Stored data entries
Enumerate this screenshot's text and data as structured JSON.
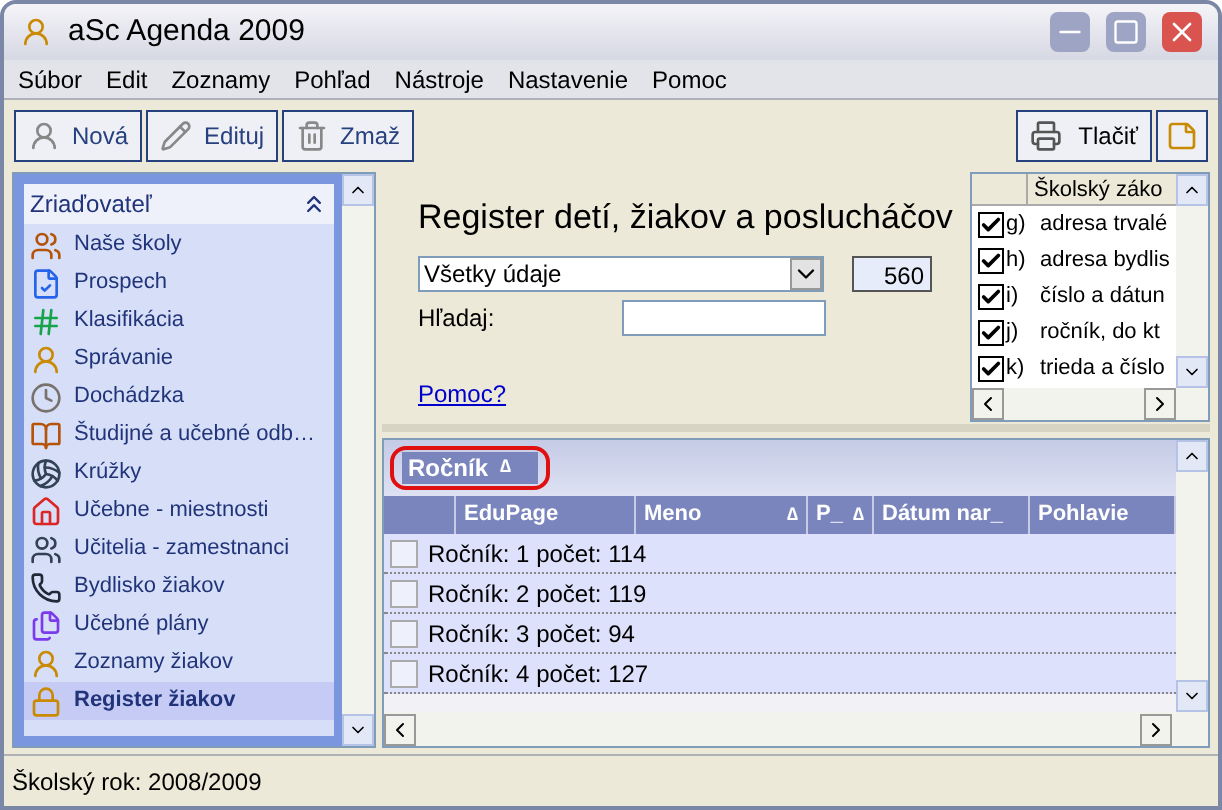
{
  "window": {
    "title": "aSc Agenda 2009"
  },
  "menu": [
    "Súbor",
    "Edit",
    "Zoznamy",
    "Pohľad",
    "Nástroje",
    "Nastavenie",
    "Pomoc"
  ],
  "toolbar": {
    "left": [
      "Nová",
      "Edituj",
      "Zmaž"
    ],
    "right": [
      "Tlačiť"
    ]
  },
  "sidebar": {
    "header": "Zriaďovateľ",
    "items": [
      {
        "label": "Naše školy",
        "selected": false
      },
      {
        "label": "Prospech",
        "selected": false
      },
      {
        "label": "Klasifikácia",
        "selected": false
      },
      {
        "label": "Správanie",
        "selected": false
      },
      {
        "label": "Dochádzka",
        "selected": false
      },
      {
        "label": "Študijné a  učebné odb…",
        "selected": false
      },
      {
        "label": "Krúžky",
        "selected": false
      },
      {
        "label": "Učebne - miestnosti",
        "selected": false
      },
      {
        "label": "Učitelia - zamestnanci",
        "selected": false
      },
      {
        "label": "Bydlisko žiakov",
        "selected": false
      },
      {
        "label": "Učebné plány",
        "selected": false
      },
      {
        "label": "Zoznamy žiakov",
        "selected": false
      },
      {
        "label": "Register žiakov",
        "selected": true
      }
    ]
  },
  "register": {
    "title": "Register detí, žiakov a poslucháčov",
    "filter": "Všetky údaje",
    "count": "560",
    "search_label": "Hľadaj:",
    "help_link": "Pomoc?"
  },
  "fields": {
    "header": "Školský záko",
    "items": [
      {
        "code": "g)",
        "label": "adresa trvalé",
        "checked": true
      },
      {
        "code": "h)",
        "label": "adresa bydlis",
        "checked": true
      },
      {
        "code": "i)",
        "label": "číslo a dátun",
        "checked": true
      },
      {
        "code": "j)",
        "label": "ročník, do kt",
        "checked": true
      },
      {
        "code": "k)",
        "label": "trieda a číslo",
        "checked": true
      }
    ]
  },
  "grid": {
    "group_by": "Ročník",
    "group_sort": "∆",
    "columns": [
      {
        "label": "EduPage"
      },
      {
        "label": "Meno",
        "sort": "∆"
      },
      {
        "label": "P_",
        "sort": "∆"
      },
      {
        "label": "Dátum nar_"
      },
      {
        "label": "Pohlavie"
      }
    ],
    "rows": [
      {
        "group": "Ročník:",
        "value": "1",
        "count": "počet: 114"
      },
      {
        "group": "Ročník:",
        "value": "2",
        "count": "počet: 119"
      },
      {
        "group": "Ročník:",
        "value": "3",
        "count": "počet: 94"
      },
      {
        "group": "Ročník:",
        "value": "4",
        "count": "počet: 127"
      }
    ]
  },
  "status_bar": "Školský rok: 2008/2009"
}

**Requirements:** Examine the records and pull out every line where the string "Školský" occurs.

**Full output:**
    "header": "Školský záko",
  "status_bar": "Školský rok: 2008/2009"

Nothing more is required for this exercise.